● Exercise objective: Copy down all of the data underneath, exactly as shown.

● Records shown:
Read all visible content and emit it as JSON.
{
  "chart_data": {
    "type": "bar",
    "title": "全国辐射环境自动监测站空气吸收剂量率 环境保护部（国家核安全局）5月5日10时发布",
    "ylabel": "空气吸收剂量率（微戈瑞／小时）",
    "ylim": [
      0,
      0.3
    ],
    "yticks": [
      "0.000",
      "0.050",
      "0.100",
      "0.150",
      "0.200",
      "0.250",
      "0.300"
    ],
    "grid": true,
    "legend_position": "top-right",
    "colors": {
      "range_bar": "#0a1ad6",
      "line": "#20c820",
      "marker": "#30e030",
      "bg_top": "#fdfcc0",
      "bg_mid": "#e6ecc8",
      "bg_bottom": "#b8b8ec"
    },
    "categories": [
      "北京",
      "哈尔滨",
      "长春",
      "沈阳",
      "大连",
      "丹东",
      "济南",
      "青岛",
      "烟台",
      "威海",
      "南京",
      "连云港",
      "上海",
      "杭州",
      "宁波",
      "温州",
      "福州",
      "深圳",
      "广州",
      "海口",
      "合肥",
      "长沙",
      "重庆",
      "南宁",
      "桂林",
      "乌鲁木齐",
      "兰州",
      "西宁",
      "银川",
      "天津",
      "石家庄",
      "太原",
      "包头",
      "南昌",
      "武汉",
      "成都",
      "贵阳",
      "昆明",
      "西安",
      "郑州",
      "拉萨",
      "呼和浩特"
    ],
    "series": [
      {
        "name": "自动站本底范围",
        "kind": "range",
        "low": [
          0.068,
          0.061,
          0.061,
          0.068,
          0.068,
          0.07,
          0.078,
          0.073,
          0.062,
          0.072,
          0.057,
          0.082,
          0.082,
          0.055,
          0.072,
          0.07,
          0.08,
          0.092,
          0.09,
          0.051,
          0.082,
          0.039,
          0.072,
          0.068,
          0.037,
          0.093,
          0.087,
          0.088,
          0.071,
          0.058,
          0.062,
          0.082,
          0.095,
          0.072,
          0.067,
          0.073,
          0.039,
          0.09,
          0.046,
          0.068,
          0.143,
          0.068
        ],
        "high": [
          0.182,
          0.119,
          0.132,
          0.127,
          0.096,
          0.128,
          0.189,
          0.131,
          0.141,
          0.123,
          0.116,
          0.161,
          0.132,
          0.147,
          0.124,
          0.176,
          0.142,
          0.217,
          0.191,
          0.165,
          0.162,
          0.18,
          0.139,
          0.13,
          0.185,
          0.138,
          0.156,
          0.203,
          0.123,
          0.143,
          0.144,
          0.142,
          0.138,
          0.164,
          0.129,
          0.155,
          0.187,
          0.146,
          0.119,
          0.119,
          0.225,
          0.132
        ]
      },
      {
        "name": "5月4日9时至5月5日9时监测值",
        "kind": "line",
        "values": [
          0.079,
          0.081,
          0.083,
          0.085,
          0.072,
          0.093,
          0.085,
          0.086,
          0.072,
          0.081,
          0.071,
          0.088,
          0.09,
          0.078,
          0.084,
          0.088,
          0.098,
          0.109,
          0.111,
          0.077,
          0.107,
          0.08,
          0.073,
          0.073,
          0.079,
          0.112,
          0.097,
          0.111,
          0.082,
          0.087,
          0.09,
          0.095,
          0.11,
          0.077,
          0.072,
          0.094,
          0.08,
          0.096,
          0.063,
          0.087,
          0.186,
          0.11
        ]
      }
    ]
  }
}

● Result for this task:
Read all visible content and emit it as JSON.
{
  "chart_data": {
    "type": "bar",
    "title": "全国辐射环境自动监测站空气吸收剂量率 环境保护部（国家核安全局）5月5日10时发布",
    "ylabel": "空气吸收剂量率（微戈瑞／小时）",
    "ylim": [
      0,
      0.3
    ],
    "yticks": [
      "0.000",
      "0.050",
      "0.100",
      "0.150",
      "0.200",
      "0.250",
      "0.300"
    ],
    "grid": true,
    "legend_position": "top-right",
    "colors": {
      "range_bar": "#0a1ad6",
      "line": "#20c820",
      "marker": "#30e030",
      "bg_top": "#fdfcc0",
      "bg_mid": "#e6ecc8",
      "bg_bottom": "#b8b8ec"
    },
    "categories": [
      "北京",
      "哈尔滨",
      "长春",
      "沈阳",
      "大连",
      "丹东",
      "济南",
      "青岛",
      "烟台",
      "威海",
      "南京",
      "连云港",
      "上海",
      "杭州",
      "宁波",
      "温州",
      "福州",
      "深圳",
      "广州",
      "海口",
      "合肥",
      "长沙",
      "重庆",
      "南宁",
      "桂林",
      "乌鲁木齐",
      "兰州",
      "西宁",
      "银川",
      "天津",
      "石家庄",
      "太原",
      "包头",
      "南昌",
      "武汉",
      "成都",
      "贵阳",
      "昆明",
      "西安",
      "郑州",
      "拉萨",
      "呼和浩特"
    ],
    "series": [
      {
        "name": "自动站本底范围",
        "kind": "range",
        "low": [
          0.068,
          0.061,
          0.061,
          0.068,
          0.068,
          0.07,
          0.078,
          0.073,
          0.062,
          0.072,
          0.057,
          0.082,
          0.082,
          0.055,
          0.072,
          0.07,
          0.08,
          0.092,
          0.09,
          0.051,
          0.082,
          0.039,
          0.072,
          0.068,
          0.037,
          0.093,
          0.087,
          0.088,
          0.071,
          0.058,
          0.062,
          0.082,
          0.095,
          0.072,
          0.067,
          0.073,
          0.039,
          0.09,
          0.046,
          0.068,
          0.143,
          0.068
        ],
        "high": [
          0.182,
          0.119,
          0.132,
          0.127,
          0.096,
          0.128,
          0.189,
          0.131,
          0.141,
          0.123,
          0.116,
          0.161,
          0.132,
          0.147,
          0.124,
          0.176,
          0.142,
          0.217,
          0.191,
          0.165,
          0.162,
          0.18,
          0.139,
          0.13,
          0.185,
          0.138,
          0.156,
          0.203,
          0.123,
          0.143,
          0.144,
          0.142,
          0.138,
          0.164,
          0.129,
          0.155,
          0.187,
          0.146,
          0.119,
          0.119,
          0.225,
          0.132
        ]
      },
      {
        "name": "5月4日9时至5月5日9时监测值",
        "kind": "line",
        "values": [
          0.079,
          0.081,
          0.083,
          0.085,
          0.072,
          0.093,
          0.085,
          0.086,
          0.072,
          0.081,
          0.071,
          0.088,
          0.09,
          0.078,
          0.084,
          0.088,
          0.098,
          0.109,
          0.111,
          0.077,
          0.107,
          0.08,
          0.073,
          0.073,
          0.079,
          0.112,
          0.097,
          0.111,
          0.082,
          0.087,
          0.09,
          0.095,
          0.11,
          0.077,
          0.072,
          0.094,
          0.08,
          0.096,
          0.063,
          0.087,
          0.186,
          0.11
        ]
      }
    ]
  }
}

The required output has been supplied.